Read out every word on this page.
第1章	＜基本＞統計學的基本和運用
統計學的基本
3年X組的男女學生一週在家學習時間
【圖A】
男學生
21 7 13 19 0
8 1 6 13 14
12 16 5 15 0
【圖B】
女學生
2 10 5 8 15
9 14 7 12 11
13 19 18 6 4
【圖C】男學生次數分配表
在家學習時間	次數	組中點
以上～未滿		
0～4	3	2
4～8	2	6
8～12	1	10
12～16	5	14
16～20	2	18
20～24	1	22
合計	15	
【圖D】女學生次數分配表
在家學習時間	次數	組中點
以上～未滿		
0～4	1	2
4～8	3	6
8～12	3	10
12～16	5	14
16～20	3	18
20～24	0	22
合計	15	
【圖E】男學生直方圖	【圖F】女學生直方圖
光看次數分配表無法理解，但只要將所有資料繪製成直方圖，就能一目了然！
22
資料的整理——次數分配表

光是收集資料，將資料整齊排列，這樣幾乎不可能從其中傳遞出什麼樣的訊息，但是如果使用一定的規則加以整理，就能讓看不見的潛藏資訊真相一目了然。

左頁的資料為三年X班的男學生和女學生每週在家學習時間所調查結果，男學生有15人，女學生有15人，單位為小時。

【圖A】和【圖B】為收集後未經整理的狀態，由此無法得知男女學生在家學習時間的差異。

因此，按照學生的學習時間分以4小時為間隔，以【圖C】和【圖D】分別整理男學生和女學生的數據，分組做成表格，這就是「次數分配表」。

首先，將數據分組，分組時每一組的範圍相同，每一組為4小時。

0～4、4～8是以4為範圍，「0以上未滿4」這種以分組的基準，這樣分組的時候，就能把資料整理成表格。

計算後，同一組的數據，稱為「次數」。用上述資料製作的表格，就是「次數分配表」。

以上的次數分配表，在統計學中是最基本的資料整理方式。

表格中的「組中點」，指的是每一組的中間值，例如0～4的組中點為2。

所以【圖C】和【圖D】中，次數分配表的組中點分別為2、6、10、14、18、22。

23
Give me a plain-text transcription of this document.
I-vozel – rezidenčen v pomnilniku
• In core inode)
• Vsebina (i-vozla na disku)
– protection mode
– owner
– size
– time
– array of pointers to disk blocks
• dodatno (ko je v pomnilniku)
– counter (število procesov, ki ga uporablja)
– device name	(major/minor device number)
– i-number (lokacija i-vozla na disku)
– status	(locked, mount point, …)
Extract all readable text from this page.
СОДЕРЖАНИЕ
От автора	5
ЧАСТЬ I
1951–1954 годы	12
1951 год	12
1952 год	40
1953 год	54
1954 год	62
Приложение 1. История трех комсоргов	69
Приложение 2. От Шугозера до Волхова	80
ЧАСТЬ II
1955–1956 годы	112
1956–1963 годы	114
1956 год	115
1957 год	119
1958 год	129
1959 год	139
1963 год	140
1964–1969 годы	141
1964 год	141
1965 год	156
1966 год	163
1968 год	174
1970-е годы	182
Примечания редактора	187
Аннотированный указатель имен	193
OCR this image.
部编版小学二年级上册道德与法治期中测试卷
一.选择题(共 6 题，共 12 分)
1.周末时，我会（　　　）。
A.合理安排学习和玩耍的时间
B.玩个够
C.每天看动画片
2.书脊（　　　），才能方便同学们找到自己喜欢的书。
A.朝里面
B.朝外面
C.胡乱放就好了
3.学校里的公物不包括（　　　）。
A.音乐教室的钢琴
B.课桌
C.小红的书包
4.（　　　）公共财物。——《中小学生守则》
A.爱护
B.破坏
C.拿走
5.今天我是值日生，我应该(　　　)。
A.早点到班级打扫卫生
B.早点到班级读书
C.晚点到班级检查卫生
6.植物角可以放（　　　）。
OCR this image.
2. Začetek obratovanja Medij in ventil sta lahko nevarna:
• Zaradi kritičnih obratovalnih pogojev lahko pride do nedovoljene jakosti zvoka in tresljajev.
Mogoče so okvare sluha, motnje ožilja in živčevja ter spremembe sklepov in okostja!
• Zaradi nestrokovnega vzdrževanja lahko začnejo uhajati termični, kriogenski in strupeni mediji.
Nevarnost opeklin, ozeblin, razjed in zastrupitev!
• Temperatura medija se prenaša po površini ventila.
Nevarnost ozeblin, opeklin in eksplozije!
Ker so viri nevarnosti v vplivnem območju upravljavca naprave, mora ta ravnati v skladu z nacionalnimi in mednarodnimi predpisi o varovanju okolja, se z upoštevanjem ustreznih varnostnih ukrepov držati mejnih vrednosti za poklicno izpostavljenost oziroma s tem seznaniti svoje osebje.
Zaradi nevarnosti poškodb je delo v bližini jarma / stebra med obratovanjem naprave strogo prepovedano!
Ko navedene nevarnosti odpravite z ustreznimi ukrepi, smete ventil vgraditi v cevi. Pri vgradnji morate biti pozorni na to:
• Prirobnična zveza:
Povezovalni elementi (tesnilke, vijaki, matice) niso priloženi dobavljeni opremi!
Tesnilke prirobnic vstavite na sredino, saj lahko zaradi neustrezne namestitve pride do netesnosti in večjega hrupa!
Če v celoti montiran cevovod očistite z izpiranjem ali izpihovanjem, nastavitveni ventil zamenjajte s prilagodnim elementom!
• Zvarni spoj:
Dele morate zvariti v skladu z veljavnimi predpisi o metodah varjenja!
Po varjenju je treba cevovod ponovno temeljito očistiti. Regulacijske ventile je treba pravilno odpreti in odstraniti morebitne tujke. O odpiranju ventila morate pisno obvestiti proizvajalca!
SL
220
..........
> **Goal of the exercise**
Compute the number of lines above that contain the string "ventila". Reply with that value only.

> **Correct output**
2